[Source records]
>> START
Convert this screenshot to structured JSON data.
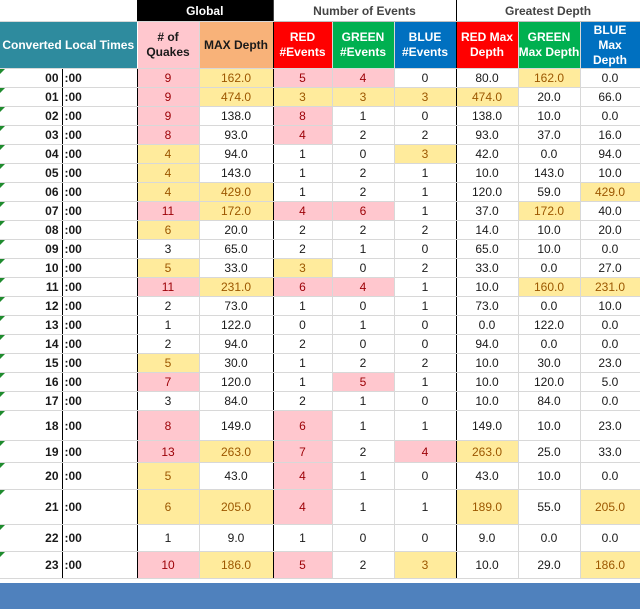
{
  "headers": {
    "global": "Global",
    "events": "Number of Events",
    "depth": "Greatest Depth",
    "converted": "Converted Local Times",
    "quakes": "# of Quakes",
    "max_depth": "MAX Depth",
    "red_events": "RED #Events",
    "green_events": "GREEN #Events",
    "blue_events": "BLUE #Events",
    "red_max": "RED Max Depth",
    "green_max": "GREEN Max Depth",
    "blue_max": "BLUE Max Depth"
  },
  "colors": {
    "teal": "#2e8b9e",
    "red": "#ff0000",
    "green": "#00b050",
    "blue": "#0070c0",
    "pink_fill": "#ffc7ce",
    "yellow_fill": "#ffeb9c",
    "footer": "#4f81bd"
  },
  "rows": [
    {
      "hour": "00",
      "min": ":00",
      "quakes": "9",
      "maxdepth": "162.0",
      "red": "5",
      "green": "4",
      "blue": "0",
      "redmax": "80.0",
      "greenmax": "162.0",
      "bluemax": "0.0"
    },
    {
      "hour": "01",
      "min": ":00",
      "quakes": "9",
      "maxdepth": "474.0",
      "red": "3",
      "green": "3",
      "blue": "3",
      "redmax": "474.0",
      "greenmax": "20.0",
      "bluemax": "66.0"
    },
    {
      "hour": "02",
      "min": ":00",
      "quakes": "9",
      "maxdepth": "138.0",
      "red": "8",
      "green": "1",
      "blue": "0",
      "redmax": "138.0",
      "greenmax": "10.0",
      "bluemax": "0.0"
    },
    {
      "hour": "03",
      "min": ":00",
      "quakes": "8",
      "maxdepth": "93.0",
      "red": "4",
      "green": "2",
      "blue": "2",
      "redmax": "93.0",
      "greenmax": "37.0",
      "bluemax": "16.0"
    },
    {
      "hour": "04",
      "min": ":00",
      "quakes": "4",
      "maxdepth": "94.0",
      "red": "1",
      "green": "0",
      "blue": "3",
      "redmax": "42.0",
      "greenmax": "0.0",
      "bluemax": "94.0"
    },
    {
      "hour": "05",
      "min": ":00",
      "quakes": "4",
      "maxdepth": "143.0",
      "red": "1",
      "green": "2",
      "blue": "1",
      "redmax": "10.0",
      "greenmax": "143.0",
      "bluemax": "10.0"
    },
    {
      "hour": "06",
      "min": ":00",
      "quakes": "4",
      "maxdepth": "429.0",
      "red": "1",
      "green": "2",
      "blue": "1",
      "redmax": "120.0",
      "greenmax": "59.0",
      "bluemax": "429.0"
    },
    {
      "hour": "07",
      "min": ":00",
      "quakes": "11",
      "maxdepth": "172.0",
      "red": "4",
      "green": "6",
      "blue": "1",
      "redmax": "37.0",
      "greenmax": "172.0",
      "bluemax": "40.0"
    },
    {
      "hour": "08",
      "min": ":00",
      "quakes": "6",
      "maxdepth": "20.0",
      "red": "2",
      "green": "2",
      "blue": "2",
      "redmax": "14.0",
      "greenmax": "10.0",
      "bluemax": "20.0"
    },
    {
      "hour": "09",
      "min": ":00",
      "quakes": "3",
      "maxdepth": "65.0",
      "red": "2",
      "green": "1",
      "blue": "0",
      "redmax": "65.0",
      "greenmax": "10.0",
      "bluemax": "0.0"
    },
    {
      "hour": "10",
      "min": ":00",
      "quakes": "5",
      "maxdepth": "33.0",
      "red": "3",
      "green": "0",
      "blue": "2",
      "redmax": "33.0",
      "greenmax": "0.0",
      "bluemax": "27.0"
    },
    {
      "hour": "11",
      "min": ":00",
      "quakes": "11",
      "maxdepth": "231.0",
      "red": "6",
      "green": "4",
      "blue": "1",
      "redmax": "10.0",
      "greenmax": "160.0",
      "bluemax": "231.0"
    },
    {
      "hour": "12",
      "min": ":00",
      "quakes": "2",
      "maxdepth": "73.0",
      "red": "1",
      "green": "0",
      "blue": "1",
      "redmax": "73.0",
      "greenmax": "0.0",
      "bluemax": "10.0"
    },
    {
      "hour": "13",
      "min": ":00",
      "quakes": "1",
      "maxdepth": "122.0",
      "red": "0",
      "green": "1",
      "blue": "0",
      "redmax": "0.0",
      "greenmax": "122.0",
      "bluemax": "0.0"
    },
    {
      "hour": "14",
      "min": ":00",
      "quakes": "2",
      "maxdepth": "94.0",
      "red": "2",
      "green": "0",
      "blue": "0",
      "redmax": "94.0",
      "greenmax": "0.0",
      "bluemax": "0.0"
    },
    {
      "hour": "15",
      "min": ":00",
      "quakes": "5",
      "maxdepth": "30.0",
      "red": "1",
      "green": "2",
      "blue": "2",
      "redmax": "10.0",
      "greenmax": "30.0",
      "bluemax": "23.0"
    },
    {
      "hour": "16",
      "min": ":00",
      "quakes": "7",
      "maxdepth": "120.0",
      "red": "1",
      "green": "5",
      "blue": "1",
      "redmax": "10.0",
      "greenmax": "120.0",
      "bluemax": "5.0"
    },
    {
      "hour": "17",
      "min": ":00",
      "quakes": "3",
      "maxdepth": "84.0",
      "red": "2",
      "green": "1",
      "blue": "0",
      "redmax": "10.0",
      "greenmax": "84.0",
      "bluemax": "0.0"
    },
    {
      "hour": "18",
      "min": ":00",
      "quakes": "8",
      "maxdepth": "149.0",
      "red": "6",
      "green": "1",
      "blue": "1",
      "redmax": "149.0",
      "greenmax": "10.0",
      "bluemax": "23.0"
    },
    {
      "hour": "19",
      "min": ":00",
      "quakes": "13",
      "maxdepth": "263.0",
      "red": "7",
      "green": "2",
      "blue": "4",
      "redmax": "263.0",
      "greenmax": "25.0",
      "bluemax": "33.0"
    },
    {
      "hour": "20",
      "min": ":00",
      "quakes": "5",
      "maxdepth": "43.0",
      "red": "4",
      "green": "1",
      "blue": "0",
      "redmax": "43.0",
      "greenmax": "10.0",
      "bluemax": "0.0"
    },
    {
      "hour": "21",
      "min": ":00",
      "quakes": "6",
      "maxdepth": "205.0",
      "red": "4",
      "green": "1",
      "blue": "1",
      "redmax": "189.0",
      "greenmax": "55.0",
      "bluemax": "205.0"
    },
    {
      "hour": "22",
      "min": ":00",
      "quakes": "1",
      "maxdepth": "9.0",
      "red": "1",
      "green": "0",
      "blue": "0",
      "redmax": "9.0",
      "greenmax": "0.0",
      "bluemax": "0.0"
    },
    {
      "hour": "23",
      "min": ":00",
      "quakes": "10",
      "maxdepth": "186.0",
      "red": "5",
      "green": "2",
      "blue": "3",
      "redmax": "10.0",
      "greenmax": "29.0",
      "bluemax": "186.0"
    }
  ],
  "highlights": {
    "quakes": [
      "pink",
      "pink",
      "pink",
      "pink",
      "yel",
      "yel",
      "yel",
      "pink",
      "yel",
      "none",
      "yel",
      "pink",
      "none",
      "none",
      "none",
      "yel",
      "pink",
      "none",
      "pink",
      "pink",
      "yel",
      "yel",
      "none",
      "pink"
    ],
    "maxdepth": [
      "yel",
      "yel",
      "none",
      "none",
      "none",
      "none",
      "yel",
      "yel",
      "none",
      "none",
      "none",
      "yel",
      "none",
      "none",
      "none",
      "none",
      "none",
      "none",
      "none",
      "yel",
      "none",
      "yel",
      "none",
      "yel"
    ],
    "red": [
      "pink",
      "yel",
      "pink",
      "pink",
      "none",
      "none",
      "none",
      "pink",
      "none",
      "none",
      "yel",
      "pink",
      "none",
      "none",
      "none",
      "none",
      "none",
      "none",
      "pink",
      "pink",
      "pink",
      "pink",
      "none",
      "pink"
    ],
    "green": [
      "pink",
      "yel",
      "none",
      "none",
      "none",
      "none",
      "none",
      "pink",
      "none",
      "none",
      "none",
      "pink",
      "none",
      "none",
      "none",
      "none",
      "pink",
      "none",
      "none",
      "none",
      "none",
      "none",
      "none",
      "none"
    ],
    "blue": [
      "none",
      "yel",
      "none",
      "none",
      "yel",
      "none",
      "none",
      "none",
      "none",
      "none",
      "none",
      "none",
      "none",
      "none",
      "none",
      "none",
      "none",
      "none",
      "none",
      "pink",
      "none",
      "none",
      "none",
      "yel"
    ],
    "redmax": [
      "none",
      "yel",
      "none",
      "none",
      "none",
      "none",
      "none",
      "none",
      "none",
      "none",
      "none",
      "none",
      "none",
      "none",
      "none",
      "none",
      "none",
      "none",
      "none",
      "yel",
      "none",
      "yel",
      "none",
      "none"
    ],
    "greenmax": [
      "yel",
      "none",
      "none",
      "none",
      "none",
      "none",
      "none",
      "yel",
      "none",
      "none",
      "none",
      "yel",
      "none",
      "none",
      "none",
      "none",
      "none",
      "none",
      "none",
      "none",
      "none",
      "none",
      "none",
      "none"
    ],
    "bluemax": [
      "none",
      "none",
      "none",
      "none",
      "none",
      "none",
      "yel",
      "none",
      "none",
      "none",
      "none",
      "yel",
      "none",
      "none",
      "none",
      "none",
      "none",
      "none",
      "none",
      "none",
      "none",
      "yel",
      "none",
      "yel"
    ]
  }
}
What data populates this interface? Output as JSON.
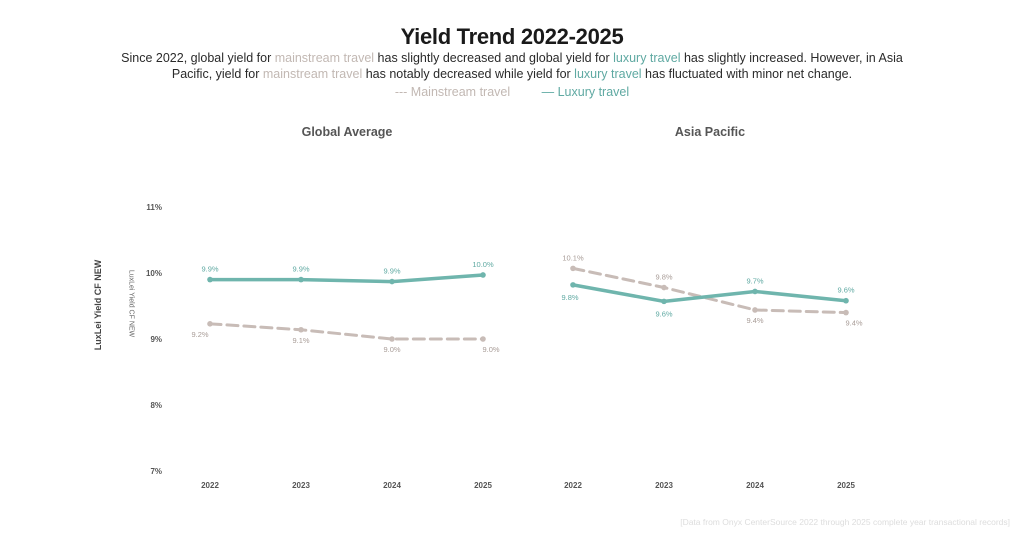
{
  "header": {
    "title": "Yield Trend 2022-2025",
    "subtitle_parts": [
      {
        "text": "Since 2022, global yield for ",
        "style": "plain"
      },
      {
        "text": "mainstream travel",
        "style": "main"
      },
      {
        "text": " has slightly decreased and global yield for ",
        "style": "plain"
      },
      {
        "text": "luxury travel",
        "style": "lux"
      },
      {
        "text": " has slightly increased. However, in Asia Pacific, yield for ",
        "style": "plain"
      },
      {
        "text": "mainstream travel",
        "style": "main"
      },
      {
        "text": " has notably decreased while yield for ",
        "style": "plain"
      },
      {
        "text": "luxury travel",
        "style": "lux"
      },
      {
        "text": " has fluctuated with minor net change.",
        "style": "plain"
      }
    ]
  },
  "legend": {
    "mainstream": "--- Mainstream travel",
    "luxury": "— Luxury travel"
  },
  "axis": {
    "ylabel_outer": "LuxLei Yield CF NEW",
    "ylabel_inner": "LuxLei Yield CF NEW"
  },
  "footnote": "[Data from Onyx CenterSource 2022 through 2025 complete year transactional records]",
  "colors": {
    "mainstream": "#c8bcb7",
    "luxury": "#6fb5ad",
    "luxury_label": "#5fa9a2",
    "mainstream_label": "#a89c97"
  },
  "chart_data": [
    {
      "type": "line",
      "title": "Global Average",
      "categories": [
        "2022",
        "2023",
        "2024",
        "2025"
      ],
      "ylabel": "LuxLei Yield CF NEW",
      "ylim": [
        7,
        11
      ],
      "yticks": [
        "7%",
        "8%",
        "9%",
        "10%",
        "11%"
      ],
      "ytick_values": [
        7,
        8,
        9,
        10,
        11
      ],
      "grid": false,
      "legend": "top-center",
      "series": [
        {
          "name": "Mainstream travel",
          "style": "dashed",
          "values": [
            9.23,
            9.14,
            9.0,
            9.0
          ],
          "labels": [
            "9.2%",
            "9.1%",
            "9.0%",
            "9.0%"
          ]
        },
        {
          "name": "Luxury travel",
          "style": "solid",
          "values": [
            9.9,
            9.9,
            9.87,
            9.97
          ],
          "labels": [
            "9.9%",
            "9.9%",
            "9.9%",
            "10.0%"
          ]
        }
      ]
    },
    {
      "type": "line",
      "title": "Asia Pacific",
      "categories": [
        "2022",
        "2023",
        "2024",
        "2025"
      ],
      "ylim": [
        7,
        11
      ],
      "grid": false,
      "series": [
        {
          "name": "Mainstream travel",
          "style": "dashed",
          "values": [
            10.07,
            9.78,
            9.44,
            9.4
          ],
          "labels": [
            "10.1%",
            "9.8%",
            "9.4%",
            "9.4%"
          ]
        },
        {
          "name": "Luxury travel",
          "style": "solid",
          "values": [
            9.82,
            9.57,
            9.72,
            9.58
          ],
          "labels": [
            "9.8%",
            "9.6%",
            "9.7%",
            "9.6%"
          ]
        }
      ]
    }
  ]
}
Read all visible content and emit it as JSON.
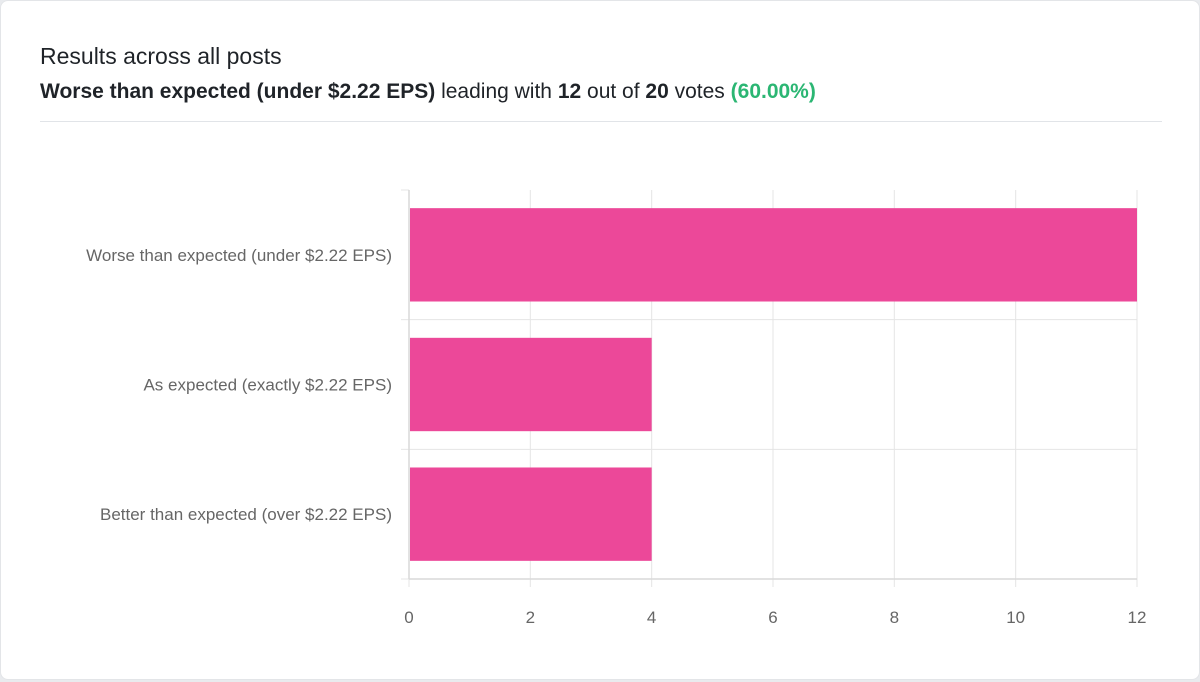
{
  "header": {
    "title": "Results across all posts",
    "leader_label": "Worse than expected (under $2.22 EPS)",
    "leading_with_text": " leading with ",
    "leader_votes": "12",
    "out_of_text": " out of ",
    "total_votes": "20",
    "votes_text": " votes ",
    "leader_percent": "(60.00%)"
  },
  "colors": {
    "bar": "#ec4899",
    "percent": "#2bb673",
    "grid": "#e5e5e5"
  },
  "chart_data": {
    "type": "bar",
    "orientation": "horizontal",
    "categories": [
      "Worse than expected (under $2.22 EPS)",
      "As expected (exactly $2.22 EPS)",
      "Better than expected (over $2.22 EPS)"
    ],
    "values": [
      12,
      4,
      4
    ],
    "xlim": [
      0,
      12
    ],
    "xticks": [
      0,
      2,
      4,
      6,
      8,
      10,
      12
    ],
    "grid": true,
    "legend": "none"
  }
}
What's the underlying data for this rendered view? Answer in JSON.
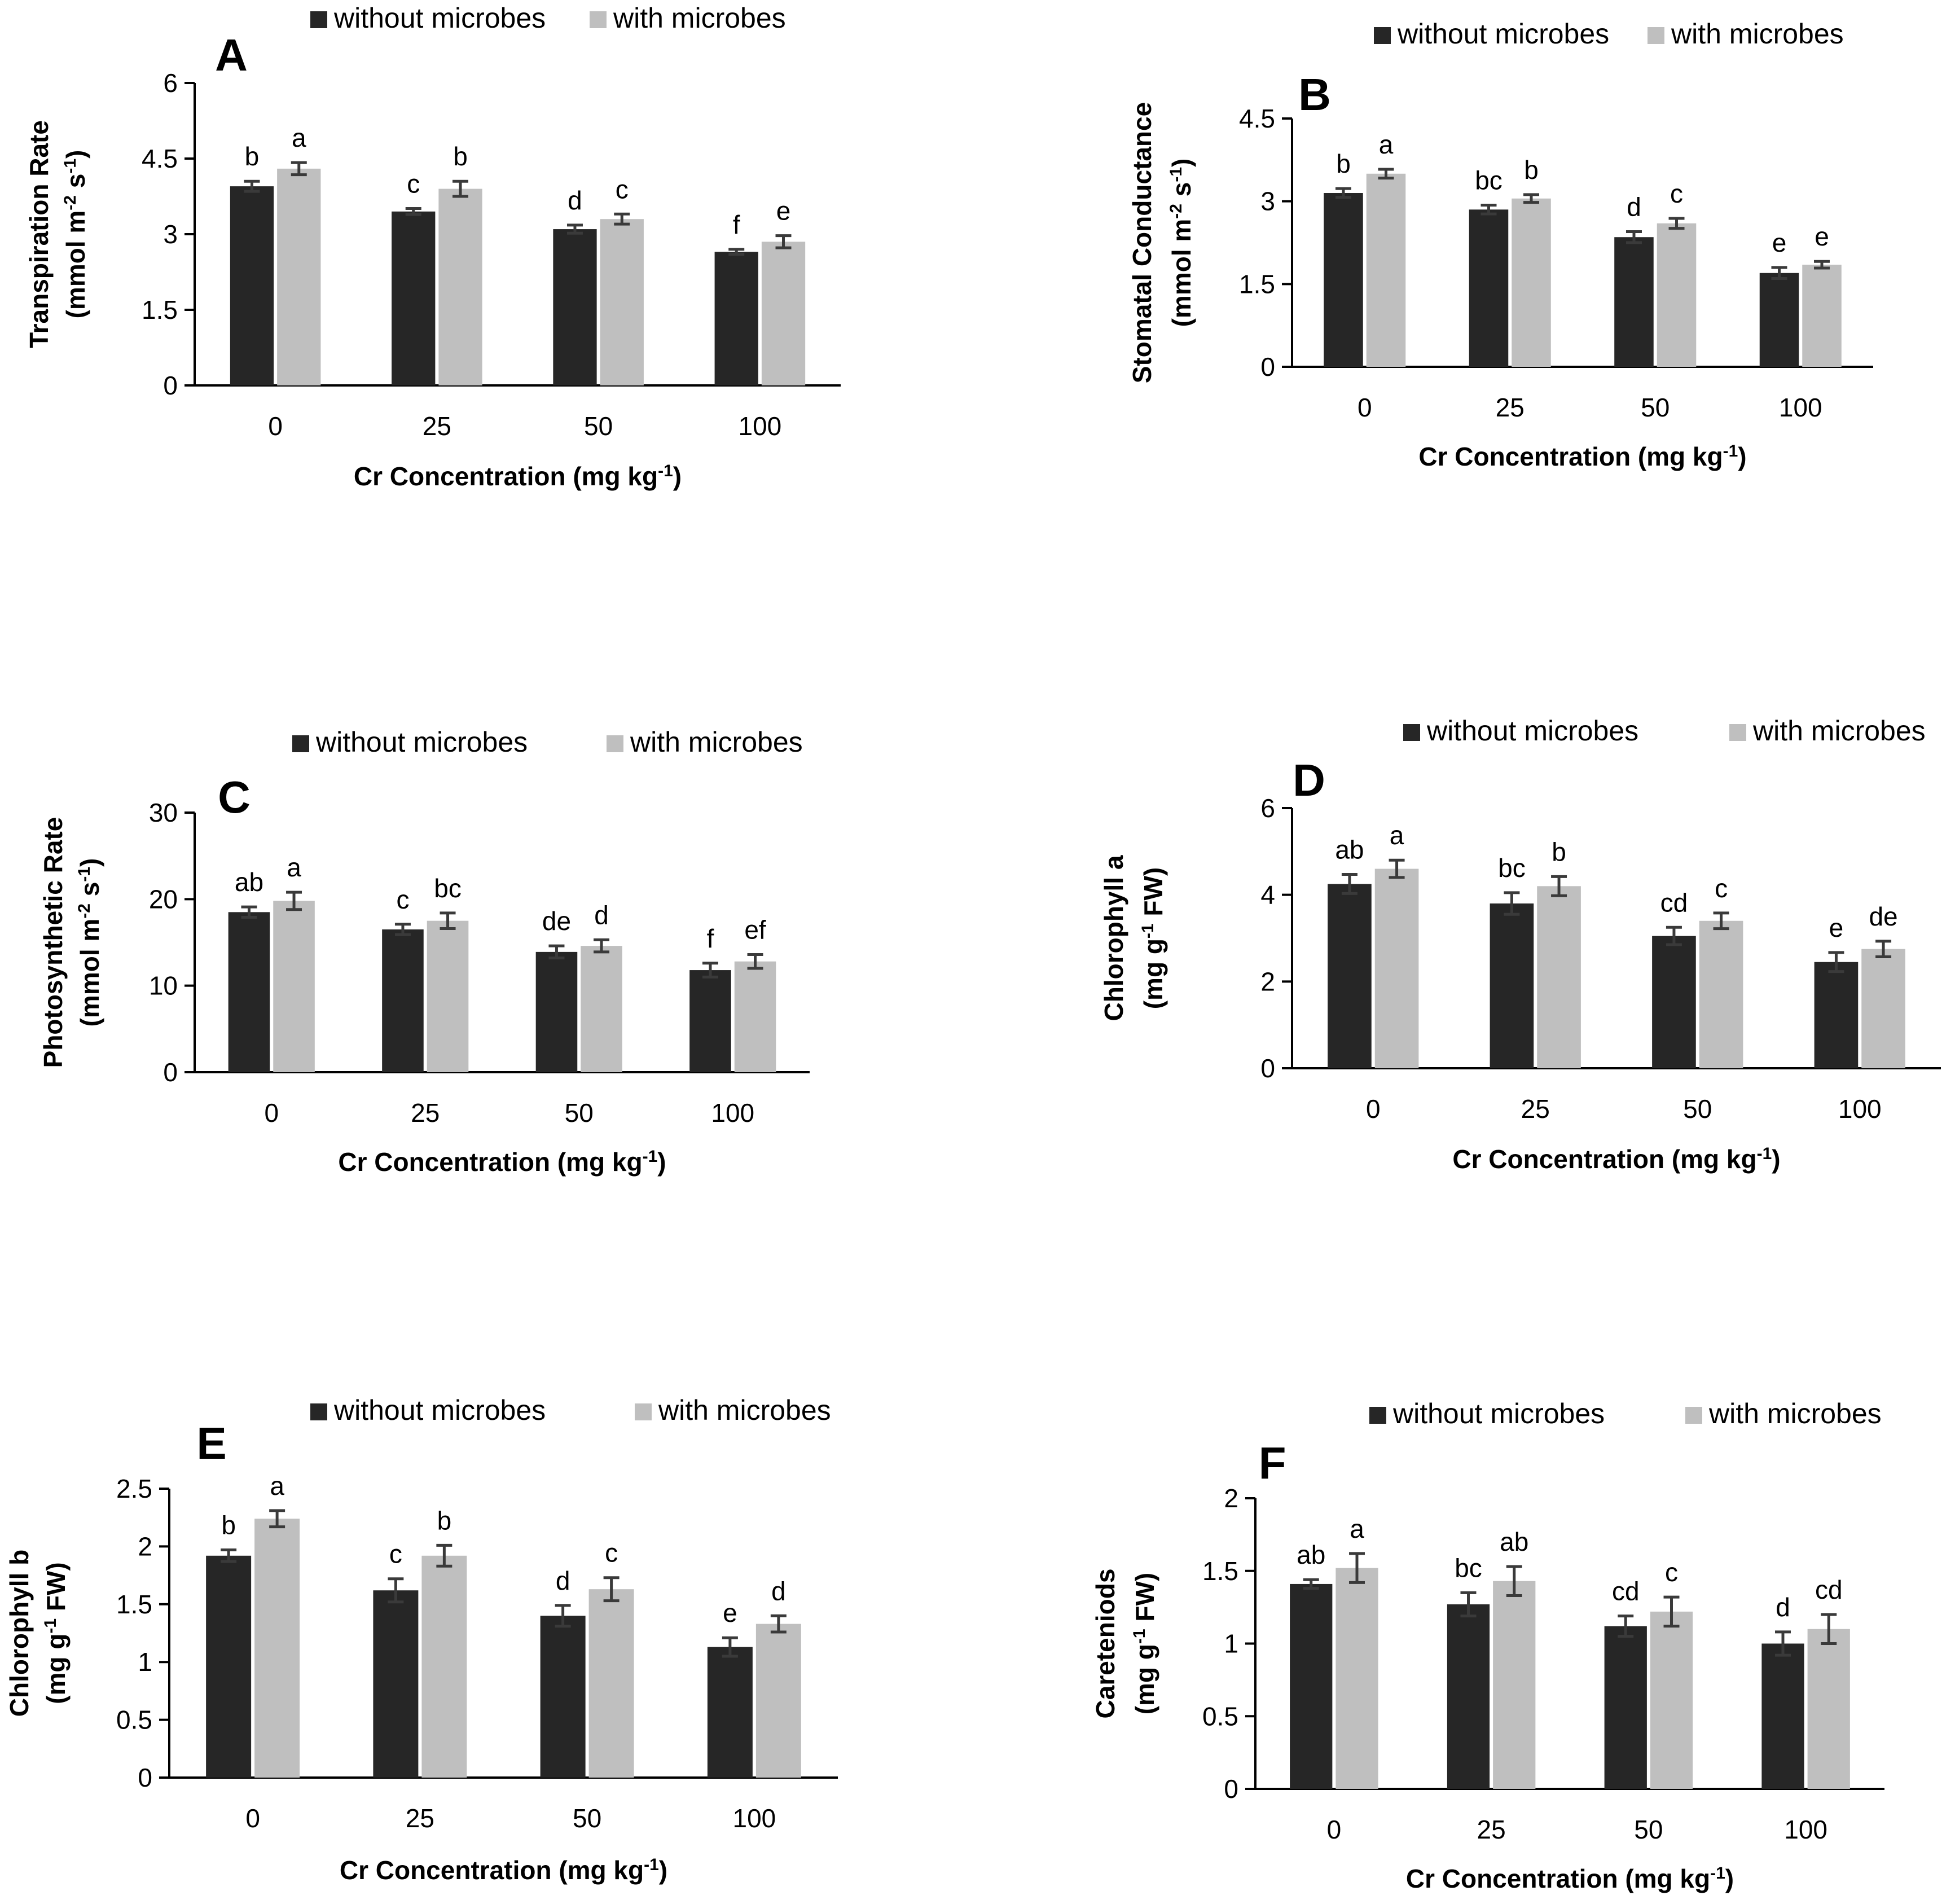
>> END
▶ Exercise
Pull out each line of the records holding the string "this".

▶ Task response
Convert this screenshot to structured JSON data.
What data populates this interface? Output as JSON.
What's the underlying data for this rendered view? Answer in JSON.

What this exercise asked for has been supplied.